■ GIVEN ENTRIES:
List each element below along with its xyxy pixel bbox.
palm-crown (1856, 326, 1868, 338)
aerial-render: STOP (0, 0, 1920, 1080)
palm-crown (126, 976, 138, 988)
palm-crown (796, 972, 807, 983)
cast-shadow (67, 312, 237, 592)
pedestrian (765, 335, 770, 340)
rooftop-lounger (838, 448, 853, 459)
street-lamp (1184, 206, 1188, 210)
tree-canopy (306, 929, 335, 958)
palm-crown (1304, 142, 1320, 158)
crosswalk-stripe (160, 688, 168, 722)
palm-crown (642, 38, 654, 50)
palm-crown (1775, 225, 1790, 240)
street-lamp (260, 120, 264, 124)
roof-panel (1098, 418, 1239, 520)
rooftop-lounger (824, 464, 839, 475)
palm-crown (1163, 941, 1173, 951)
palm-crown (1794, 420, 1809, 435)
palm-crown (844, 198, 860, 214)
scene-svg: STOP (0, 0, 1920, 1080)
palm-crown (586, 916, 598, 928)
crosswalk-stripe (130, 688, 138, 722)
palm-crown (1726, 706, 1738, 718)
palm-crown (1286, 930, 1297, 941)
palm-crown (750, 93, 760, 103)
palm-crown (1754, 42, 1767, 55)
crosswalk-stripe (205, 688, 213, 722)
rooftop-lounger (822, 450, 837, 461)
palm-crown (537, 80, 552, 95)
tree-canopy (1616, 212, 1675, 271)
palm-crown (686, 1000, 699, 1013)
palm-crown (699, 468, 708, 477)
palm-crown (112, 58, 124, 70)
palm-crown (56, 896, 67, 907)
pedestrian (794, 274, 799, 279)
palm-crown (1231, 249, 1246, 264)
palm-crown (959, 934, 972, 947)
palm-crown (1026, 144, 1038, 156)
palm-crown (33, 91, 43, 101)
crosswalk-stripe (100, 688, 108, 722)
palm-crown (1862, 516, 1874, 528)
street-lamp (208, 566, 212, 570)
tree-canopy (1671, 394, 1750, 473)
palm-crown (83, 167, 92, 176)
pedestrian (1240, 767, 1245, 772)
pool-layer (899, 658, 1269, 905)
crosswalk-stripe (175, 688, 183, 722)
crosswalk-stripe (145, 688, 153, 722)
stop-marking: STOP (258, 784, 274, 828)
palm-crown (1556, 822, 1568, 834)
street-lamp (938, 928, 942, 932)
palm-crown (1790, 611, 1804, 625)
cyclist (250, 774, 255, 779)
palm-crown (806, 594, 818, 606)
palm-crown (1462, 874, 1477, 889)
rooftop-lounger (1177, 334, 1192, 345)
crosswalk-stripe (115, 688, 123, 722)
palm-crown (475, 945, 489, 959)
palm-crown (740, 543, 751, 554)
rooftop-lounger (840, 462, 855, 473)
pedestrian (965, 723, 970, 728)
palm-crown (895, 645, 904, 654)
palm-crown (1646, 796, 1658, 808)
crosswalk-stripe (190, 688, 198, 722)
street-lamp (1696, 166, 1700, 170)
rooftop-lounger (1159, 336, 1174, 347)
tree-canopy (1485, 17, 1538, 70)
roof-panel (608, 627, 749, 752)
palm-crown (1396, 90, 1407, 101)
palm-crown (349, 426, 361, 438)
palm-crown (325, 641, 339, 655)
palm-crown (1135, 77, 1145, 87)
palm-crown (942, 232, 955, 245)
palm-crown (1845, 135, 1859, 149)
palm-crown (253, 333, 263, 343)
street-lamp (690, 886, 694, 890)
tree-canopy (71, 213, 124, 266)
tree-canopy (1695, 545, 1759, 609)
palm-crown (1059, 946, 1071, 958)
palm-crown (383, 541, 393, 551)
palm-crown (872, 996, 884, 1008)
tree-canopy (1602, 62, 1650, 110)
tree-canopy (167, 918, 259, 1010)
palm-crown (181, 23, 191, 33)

■ TASK STATEMENT: Reproduce, word for word, the items from the first line up to and including the line that contains "street-lamp (1184, 206, 1188, 210)".

■ OUTPUT FOR THIS EXERCISE:
List each element below along with its xyxy pixel bbox.
palm-crown (1856, 326, 1868, 338)
aerial-render: STOP (0, 0, 1920, 1080)
palm-crown (126, 976, 138, 988)
palm-crown (796, 972, 807, 983)
cast-shadow (67, 312, 237, 592)
pedestrian (765, 335, 770, 340)
rooftop-lounger (838, 448, 853, 459)
street-lamp (1184, 206, 1188, 210)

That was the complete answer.